Records from a collection of figures
● ● ● ● ●

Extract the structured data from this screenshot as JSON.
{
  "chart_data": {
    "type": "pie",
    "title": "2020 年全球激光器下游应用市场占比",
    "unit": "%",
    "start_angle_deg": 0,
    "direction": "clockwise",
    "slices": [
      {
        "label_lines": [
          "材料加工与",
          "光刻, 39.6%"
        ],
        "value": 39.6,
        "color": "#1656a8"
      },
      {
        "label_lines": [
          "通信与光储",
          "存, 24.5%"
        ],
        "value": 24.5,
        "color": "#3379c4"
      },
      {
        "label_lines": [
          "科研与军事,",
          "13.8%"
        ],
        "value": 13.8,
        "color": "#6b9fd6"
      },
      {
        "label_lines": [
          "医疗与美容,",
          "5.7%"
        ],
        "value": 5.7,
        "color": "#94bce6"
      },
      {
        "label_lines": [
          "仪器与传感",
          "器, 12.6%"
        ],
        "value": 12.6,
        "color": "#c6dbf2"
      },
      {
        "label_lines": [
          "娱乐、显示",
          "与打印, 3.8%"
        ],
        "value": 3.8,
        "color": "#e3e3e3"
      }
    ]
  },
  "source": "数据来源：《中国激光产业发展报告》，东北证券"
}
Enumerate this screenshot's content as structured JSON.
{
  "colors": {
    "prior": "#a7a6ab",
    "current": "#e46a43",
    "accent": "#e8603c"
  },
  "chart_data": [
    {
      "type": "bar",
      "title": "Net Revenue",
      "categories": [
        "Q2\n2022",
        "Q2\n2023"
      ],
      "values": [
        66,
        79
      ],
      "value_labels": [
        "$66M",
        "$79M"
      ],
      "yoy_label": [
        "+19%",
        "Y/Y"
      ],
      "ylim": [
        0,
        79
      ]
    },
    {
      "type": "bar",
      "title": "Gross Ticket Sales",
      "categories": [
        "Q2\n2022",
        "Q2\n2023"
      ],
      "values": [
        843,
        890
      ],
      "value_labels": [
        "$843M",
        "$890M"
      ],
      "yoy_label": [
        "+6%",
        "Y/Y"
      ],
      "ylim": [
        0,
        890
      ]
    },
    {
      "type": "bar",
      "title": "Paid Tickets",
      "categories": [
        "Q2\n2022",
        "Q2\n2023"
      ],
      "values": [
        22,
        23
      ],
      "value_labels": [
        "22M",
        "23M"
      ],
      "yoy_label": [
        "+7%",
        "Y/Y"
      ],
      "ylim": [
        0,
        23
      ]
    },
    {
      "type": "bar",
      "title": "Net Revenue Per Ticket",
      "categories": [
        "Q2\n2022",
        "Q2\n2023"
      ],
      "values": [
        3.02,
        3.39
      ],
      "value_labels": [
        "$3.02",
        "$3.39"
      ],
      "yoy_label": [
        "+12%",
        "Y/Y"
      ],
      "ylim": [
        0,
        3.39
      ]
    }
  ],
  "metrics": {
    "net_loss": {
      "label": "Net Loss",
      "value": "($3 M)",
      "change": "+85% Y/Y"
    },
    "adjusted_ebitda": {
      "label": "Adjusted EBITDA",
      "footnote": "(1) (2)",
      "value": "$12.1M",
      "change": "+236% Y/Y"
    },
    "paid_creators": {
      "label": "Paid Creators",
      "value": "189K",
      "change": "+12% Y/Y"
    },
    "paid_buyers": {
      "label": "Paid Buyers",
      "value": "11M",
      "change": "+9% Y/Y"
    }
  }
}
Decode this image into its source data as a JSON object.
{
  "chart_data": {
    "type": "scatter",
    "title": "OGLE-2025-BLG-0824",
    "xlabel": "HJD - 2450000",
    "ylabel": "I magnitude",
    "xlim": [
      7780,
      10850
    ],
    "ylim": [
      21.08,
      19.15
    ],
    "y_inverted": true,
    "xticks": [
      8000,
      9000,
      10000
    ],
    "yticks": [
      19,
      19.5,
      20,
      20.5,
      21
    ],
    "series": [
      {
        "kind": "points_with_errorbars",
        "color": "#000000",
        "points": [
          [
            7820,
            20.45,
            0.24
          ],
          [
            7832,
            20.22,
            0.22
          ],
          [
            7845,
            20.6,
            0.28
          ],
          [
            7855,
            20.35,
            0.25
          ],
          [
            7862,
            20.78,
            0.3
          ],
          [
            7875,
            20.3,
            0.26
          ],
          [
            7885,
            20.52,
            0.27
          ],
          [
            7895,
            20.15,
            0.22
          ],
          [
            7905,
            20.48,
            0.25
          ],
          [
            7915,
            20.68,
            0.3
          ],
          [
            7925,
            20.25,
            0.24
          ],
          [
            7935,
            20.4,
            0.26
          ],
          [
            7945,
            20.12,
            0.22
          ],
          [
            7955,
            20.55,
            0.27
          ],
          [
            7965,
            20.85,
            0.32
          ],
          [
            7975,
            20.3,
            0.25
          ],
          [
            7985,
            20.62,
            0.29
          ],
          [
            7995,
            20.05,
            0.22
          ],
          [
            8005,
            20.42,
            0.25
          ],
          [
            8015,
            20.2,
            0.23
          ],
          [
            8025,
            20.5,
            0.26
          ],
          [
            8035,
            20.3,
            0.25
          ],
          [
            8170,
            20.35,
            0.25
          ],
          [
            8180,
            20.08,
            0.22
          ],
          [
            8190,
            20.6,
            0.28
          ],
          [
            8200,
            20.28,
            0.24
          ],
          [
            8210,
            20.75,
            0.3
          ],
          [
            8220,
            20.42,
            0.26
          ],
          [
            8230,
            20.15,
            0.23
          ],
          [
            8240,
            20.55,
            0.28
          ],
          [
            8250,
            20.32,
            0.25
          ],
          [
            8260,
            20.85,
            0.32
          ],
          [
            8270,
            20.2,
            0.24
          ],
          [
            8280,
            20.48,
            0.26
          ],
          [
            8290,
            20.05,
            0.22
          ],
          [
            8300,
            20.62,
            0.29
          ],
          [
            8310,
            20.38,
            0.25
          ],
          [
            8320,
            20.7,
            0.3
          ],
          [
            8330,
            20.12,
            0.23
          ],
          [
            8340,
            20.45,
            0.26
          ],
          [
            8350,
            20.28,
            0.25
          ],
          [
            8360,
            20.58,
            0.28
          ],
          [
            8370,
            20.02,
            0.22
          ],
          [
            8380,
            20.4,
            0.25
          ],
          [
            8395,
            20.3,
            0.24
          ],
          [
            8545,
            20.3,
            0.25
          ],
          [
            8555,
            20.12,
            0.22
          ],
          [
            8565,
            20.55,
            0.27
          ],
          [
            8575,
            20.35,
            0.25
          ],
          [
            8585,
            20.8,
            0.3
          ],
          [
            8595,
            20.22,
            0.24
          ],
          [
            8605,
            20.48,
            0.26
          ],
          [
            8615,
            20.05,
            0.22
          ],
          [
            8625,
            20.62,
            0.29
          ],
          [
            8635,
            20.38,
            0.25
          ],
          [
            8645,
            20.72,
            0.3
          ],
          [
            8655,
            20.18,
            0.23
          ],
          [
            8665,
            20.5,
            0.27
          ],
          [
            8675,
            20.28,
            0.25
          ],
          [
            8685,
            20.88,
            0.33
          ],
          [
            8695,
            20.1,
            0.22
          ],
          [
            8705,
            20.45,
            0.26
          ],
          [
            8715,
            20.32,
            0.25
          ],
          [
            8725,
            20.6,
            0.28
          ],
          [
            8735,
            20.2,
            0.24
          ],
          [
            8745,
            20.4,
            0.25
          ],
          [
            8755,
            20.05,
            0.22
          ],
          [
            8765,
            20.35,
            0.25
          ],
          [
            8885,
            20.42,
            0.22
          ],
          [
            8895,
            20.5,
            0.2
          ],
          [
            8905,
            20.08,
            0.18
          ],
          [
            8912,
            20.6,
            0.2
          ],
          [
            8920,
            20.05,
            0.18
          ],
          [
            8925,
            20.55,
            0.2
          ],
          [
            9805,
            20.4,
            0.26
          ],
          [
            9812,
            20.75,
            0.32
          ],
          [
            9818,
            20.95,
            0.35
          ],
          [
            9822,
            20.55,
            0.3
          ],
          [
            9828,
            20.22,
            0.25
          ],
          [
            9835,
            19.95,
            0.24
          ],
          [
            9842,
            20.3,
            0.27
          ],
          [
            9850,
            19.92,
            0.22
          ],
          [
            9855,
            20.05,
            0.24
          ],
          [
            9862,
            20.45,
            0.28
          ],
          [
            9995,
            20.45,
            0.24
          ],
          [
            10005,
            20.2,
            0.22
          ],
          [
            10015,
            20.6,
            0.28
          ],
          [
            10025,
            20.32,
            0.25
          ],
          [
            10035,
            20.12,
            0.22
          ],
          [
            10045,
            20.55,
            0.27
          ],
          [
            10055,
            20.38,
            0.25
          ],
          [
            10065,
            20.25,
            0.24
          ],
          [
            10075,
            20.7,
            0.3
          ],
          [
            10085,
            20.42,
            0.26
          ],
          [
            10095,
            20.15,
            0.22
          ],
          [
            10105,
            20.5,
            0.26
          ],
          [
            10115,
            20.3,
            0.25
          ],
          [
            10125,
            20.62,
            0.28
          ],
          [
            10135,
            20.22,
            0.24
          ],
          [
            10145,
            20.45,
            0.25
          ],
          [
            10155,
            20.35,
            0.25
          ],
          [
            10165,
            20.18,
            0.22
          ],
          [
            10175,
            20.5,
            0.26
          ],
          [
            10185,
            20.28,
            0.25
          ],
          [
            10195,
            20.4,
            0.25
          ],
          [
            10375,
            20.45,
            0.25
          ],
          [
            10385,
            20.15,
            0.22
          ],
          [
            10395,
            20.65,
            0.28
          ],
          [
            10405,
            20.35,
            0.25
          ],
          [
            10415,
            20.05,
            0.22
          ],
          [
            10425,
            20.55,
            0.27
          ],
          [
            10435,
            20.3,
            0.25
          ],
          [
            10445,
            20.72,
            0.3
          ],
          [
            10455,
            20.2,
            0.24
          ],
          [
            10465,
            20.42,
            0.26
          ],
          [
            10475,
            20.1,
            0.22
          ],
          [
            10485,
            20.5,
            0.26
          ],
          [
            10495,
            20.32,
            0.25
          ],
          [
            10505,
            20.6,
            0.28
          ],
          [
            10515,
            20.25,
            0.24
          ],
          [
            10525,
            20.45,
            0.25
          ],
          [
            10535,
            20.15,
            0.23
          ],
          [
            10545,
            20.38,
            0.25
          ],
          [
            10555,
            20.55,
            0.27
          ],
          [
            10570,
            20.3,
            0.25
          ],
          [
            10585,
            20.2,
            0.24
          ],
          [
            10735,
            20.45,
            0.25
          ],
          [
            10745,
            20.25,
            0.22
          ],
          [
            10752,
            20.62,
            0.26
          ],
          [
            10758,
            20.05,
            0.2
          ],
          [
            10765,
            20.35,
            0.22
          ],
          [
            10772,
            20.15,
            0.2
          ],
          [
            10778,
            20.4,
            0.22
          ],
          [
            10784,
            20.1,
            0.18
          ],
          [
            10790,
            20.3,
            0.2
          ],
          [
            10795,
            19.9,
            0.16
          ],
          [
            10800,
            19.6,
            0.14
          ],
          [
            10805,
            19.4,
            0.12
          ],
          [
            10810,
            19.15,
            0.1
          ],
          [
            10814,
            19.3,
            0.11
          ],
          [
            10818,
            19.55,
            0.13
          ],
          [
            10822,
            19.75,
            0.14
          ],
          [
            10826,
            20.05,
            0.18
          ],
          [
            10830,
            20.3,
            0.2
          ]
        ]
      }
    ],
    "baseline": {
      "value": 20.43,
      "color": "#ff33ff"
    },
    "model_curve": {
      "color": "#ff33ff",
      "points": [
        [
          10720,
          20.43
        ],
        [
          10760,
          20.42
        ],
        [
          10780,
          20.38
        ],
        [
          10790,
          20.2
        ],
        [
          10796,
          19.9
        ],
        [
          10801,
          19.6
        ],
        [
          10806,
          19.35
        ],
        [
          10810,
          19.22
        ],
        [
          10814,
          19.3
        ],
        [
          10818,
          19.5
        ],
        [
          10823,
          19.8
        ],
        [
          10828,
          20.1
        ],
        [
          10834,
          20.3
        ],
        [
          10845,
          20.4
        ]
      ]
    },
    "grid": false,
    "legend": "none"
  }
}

● ● ● ● ●

** Problem description **
List every line from the entries above in which "this" appears.

** Response **
Extract the structured data from this screenshot as JSON.
Enumerate this screenshot's content as structured JSON.
Decode this image into its source data as a JSON object.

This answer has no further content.